Given records:
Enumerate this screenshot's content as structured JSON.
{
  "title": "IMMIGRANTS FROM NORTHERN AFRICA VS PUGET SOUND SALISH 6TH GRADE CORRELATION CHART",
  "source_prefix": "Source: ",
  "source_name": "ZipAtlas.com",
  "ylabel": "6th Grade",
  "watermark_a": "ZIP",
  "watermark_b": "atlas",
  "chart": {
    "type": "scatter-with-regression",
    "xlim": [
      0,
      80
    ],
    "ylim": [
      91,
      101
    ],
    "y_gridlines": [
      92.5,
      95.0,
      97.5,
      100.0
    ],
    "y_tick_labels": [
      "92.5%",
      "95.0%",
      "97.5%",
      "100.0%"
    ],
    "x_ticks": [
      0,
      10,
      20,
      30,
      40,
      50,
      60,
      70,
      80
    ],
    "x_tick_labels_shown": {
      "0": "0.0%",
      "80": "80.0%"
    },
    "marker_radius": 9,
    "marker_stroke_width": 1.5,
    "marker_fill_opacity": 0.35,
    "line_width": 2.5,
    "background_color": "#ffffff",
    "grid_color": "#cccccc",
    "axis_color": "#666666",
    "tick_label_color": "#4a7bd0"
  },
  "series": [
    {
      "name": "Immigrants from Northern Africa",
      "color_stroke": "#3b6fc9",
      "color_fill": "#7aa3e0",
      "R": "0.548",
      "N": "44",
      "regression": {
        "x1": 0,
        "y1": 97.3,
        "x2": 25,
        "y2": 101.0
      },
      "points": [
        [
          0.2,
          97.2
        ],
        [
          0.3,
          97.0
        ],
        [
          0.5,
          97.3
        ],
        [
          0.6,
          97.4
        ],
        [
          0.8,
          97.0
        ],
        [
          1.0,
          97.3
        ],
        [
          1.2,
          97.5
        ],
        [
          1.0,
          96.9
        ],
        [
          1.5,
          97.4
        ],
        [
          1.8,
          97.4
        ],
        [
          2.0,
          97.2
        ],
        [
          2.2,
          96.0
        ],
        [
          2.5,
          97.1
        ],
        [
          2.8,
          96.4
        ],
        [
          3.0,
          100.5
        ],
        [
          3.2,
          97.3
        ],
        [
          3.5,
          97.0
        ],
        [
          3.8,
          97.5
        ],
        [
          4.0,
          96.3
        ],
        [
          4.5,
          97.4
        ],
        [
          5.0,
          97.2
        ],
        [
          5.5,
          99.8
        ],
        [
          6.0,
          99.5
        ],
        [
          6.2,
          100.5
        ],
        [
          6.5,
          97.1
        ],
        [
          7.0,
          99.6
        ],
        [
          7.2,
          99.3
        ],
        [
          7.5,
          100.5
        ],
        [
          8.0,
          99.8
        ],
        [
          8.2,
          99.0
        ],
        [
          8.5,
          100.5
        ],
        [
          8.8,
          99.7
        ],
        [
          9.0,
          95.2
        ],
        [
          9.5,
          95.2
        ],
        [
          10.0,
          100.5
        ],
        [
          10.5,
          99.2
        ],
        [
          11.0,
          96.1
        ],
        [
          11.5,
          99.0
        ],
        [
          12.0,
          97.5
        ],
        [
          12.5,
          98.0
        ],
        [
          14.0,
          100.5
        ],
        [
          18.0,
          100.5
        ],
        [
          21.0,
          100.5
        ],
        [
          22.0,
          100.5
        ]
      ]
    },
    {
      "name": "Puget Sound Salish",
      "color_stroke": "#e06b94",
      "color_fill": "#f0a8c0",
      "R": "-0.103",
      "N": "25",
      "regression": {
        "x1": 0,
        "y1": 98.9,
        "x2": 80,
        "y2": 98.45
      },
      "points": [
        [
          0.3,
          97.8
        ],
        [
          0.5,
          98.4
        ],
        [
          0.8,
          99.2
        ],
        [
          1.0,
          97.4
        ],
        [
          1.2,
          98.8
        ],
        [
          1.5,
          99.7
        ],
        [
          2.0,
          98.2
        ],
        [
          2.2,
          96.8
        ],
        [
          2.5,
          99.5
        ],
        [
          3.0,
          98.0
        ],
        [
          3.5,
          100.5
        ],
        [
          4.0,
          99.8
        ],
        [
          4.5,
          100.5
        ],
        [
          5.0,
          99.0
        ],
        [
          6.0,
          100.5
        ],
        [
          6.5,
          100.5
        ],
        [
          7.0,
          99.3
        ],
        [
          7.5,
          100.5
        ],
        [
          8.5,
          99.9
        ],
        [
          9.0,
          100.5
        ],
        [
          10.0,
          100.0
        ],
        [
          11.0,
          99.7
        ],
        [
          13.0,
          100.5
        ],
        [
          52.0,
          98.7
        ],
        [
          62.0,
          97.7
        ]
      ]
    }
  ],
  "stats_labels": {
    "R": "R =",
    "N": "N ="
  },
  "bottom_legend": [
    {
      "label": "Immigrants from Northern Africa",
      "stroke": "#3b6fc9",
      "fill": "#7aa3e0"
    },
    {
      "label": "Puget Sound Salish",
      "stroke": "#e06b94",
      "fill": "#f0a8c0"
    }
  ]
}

Exercise requirements:
Write the whole listing out again. Keep every line exactly as it is.

Final result:
Enumerate this screenshot's content as structured JSON.
{
  "title": "IMMIGRANTS FROM NORTHERN AFRICA VS PUGET SOUND SALISH 6TH GRADE CORRELATION CHART",
  "source_prefix": "Source: ",
  "source_name": "ZipAtlas.com",
  "ylabel": "6th Grade",
  "watermark_a": "ZIP",
  "watermark_b": "atlas",
  "chart": {
    "type": "scatter-with-regression",
    "xlim": [
      0,
      80
    ],
    "ylim": [
      91,
      101
    ],
    "y_gridlines": [
      92.5,
      95.0,
      97.5,
      100.0
    ],
    "y_tick_labels": [
      "92.5%",
      "95.0%",
      "97.5%",
      "100.0%"
    ],
    "x_ticks": [
      0,
      10,
      20,
      30,
      40,
      50,
      60,
      70,
      80
    ],
    "x_tick_labels_shown": {
      "0": "0.0%",
      "80": "80.0%"
    },
    "marker_radius": 9,
    "marker_stroke_width": 1.5,
    "marker_fill_opacity": 0.35,
    "line_width": 2.5,
    "background_color": "#ffffff",
    "grid_color": "#cccccc",
    "axis_color": "#666666",
    "tick_label_color": "#4a7bd0"
  },
  "series": [
    {
      "name": "Immigrants from Northern Africa",
      "color_stroke": "#3b6fc9",
      "color_fill": "#7aa3e0",
      "R": "0.548",
      "N": "44",
      "regression": {
        "x1": 0,
        "y1": 97.3,
        "x2": 25,
        "y2": 101.0
      },
      "points": [
        [
          0.2,
          97.2
        ],
        [
          0.3,
          97.0
        ],
        [
          0.5,
          97.3
        ],
        [
          0.6,
          97.4
        ],
        [
          0.8,
          97.0
        ],
        [
          1.0,
          97.3
        ],
        [
          1.2,
          97.5
        ],
        [
          1.0,
          96.9
        ],
        [
          1.5,
          97.4
        ],
        [
          1.8,
          97.4
        ],
        [
          2.0,
          97.2
        ],
        [
          2.2,
          96.0
        ],
        [
          2.5,
          97.1
        ],
        [
          2.8,
          96.4
        ],
        [
          3.0,
          100.5
        ],
        [
          3.2,
          97.3
        ],
        [
          3.5,
          97.0
        ],
        [
          3.8,
          97.5
        ],
        [
          4.0,
          96.3
        ],
        [
          4.5,
          97.4
        ],
        [
          5.0,
          97.2
        ],
        [
          5.5,
          99.8
        ],
        [
          6.0,
          99.5
        ],
        [
          6.2,
          100.5
        ],
        [
          6.5,
          97.1
        ],
        [
          7.0,
          99.6
        ],
        [
          7.2,
          99.3
        ],
        [
          7.5,
          100.5
        ],
        [
          8.0,
          99.8
        ],
        [
          8.2,
          99.0
        ],
        [
          8.5,
          100.5
        ],
        [
          8.8,
          99.7
        ],
        [
          9.0,
          95.2
        ],
        [
          9.5,
          95.2
        ],
        [
          10.0,
          100.5
        ],
        [
          10.5,
          99.2
        ],
        [
          11.0,
          96.1
        ],
        [
          11.5,
          99.0
        ],
        [
          12.0,
          97.5
        ],
        [
          12.5,
          98.0
        ],
        [
          14.0,
          100.5
        ],
        [
          18.0,
          100.5
        ],
        [
          21.0,
          100.5
        ],
        [
          22.0,
          100.5
        ]
      ]
    },
    {
      "name": "Puget Sound Salish",
      "color_stroke": "#e06b94",
      "color_fill": "#f0a8c0",
      "R": "-0.103",
      "N": "25",
      "regression": {
        "x1": 0,
        "y1": 98.9,
        "x2": 80,
        "y2": 98.45
      },
      "points": [
        [
          0.3,
          97.8
        ],
        [
          0.5,
          98.4
        ],
        [
          0.8,
          99.2
        ],
        [
          1.0,
          97.4
        ],
        [
          1.2,
          98.8
        ],
        [
          1.5,
          99.7
        ],
        [
          2.0,
          98.2
        ],
        [
          2.2,
          96.8
        ],
        [
          2.5,
          99.5
        ],
        [
          3.0,
          98.0
        ],
        [
          3.5,
          100.5
        ],
        [
          4.0,
          99.8
        ],
        [
          4.5,
          100.5
        ],
        [
          5.0,
          99.0
        ],
        [
          6.0,
          100.5
        ],
        [
          6.5,
          100.5
        ],
        [
          7.0,
          99.3
        ],
        [
          7.5,
          100.5
        ],
        [
          8.5,
          99.9
        ],
        [
          9.0,
          100.5
        ],
        [
          10.0,
          100.0
        ],
        [
          11.0,
          99.7
        ],
        [
          13.0,
          100.5
        ],
        [
          52.0,
          98.7
        ],
        [
          62.0,
          97.7
        ]
      ]
    }
  ],
  "stats_labels": {
    "R": "R =",
    "N": "N ="
  },
  "bottom_legend": [
    {
      "label": "Immigrants from Northern Africa",
      "stroke": "#3b6fc9",
      "fill": "#7aa3e0"
    },
    {
      "label": "Puget Sound Salish",
      "stroke": "#e06b94",
      "fill": "#f0a8c0"
    }
  ]
}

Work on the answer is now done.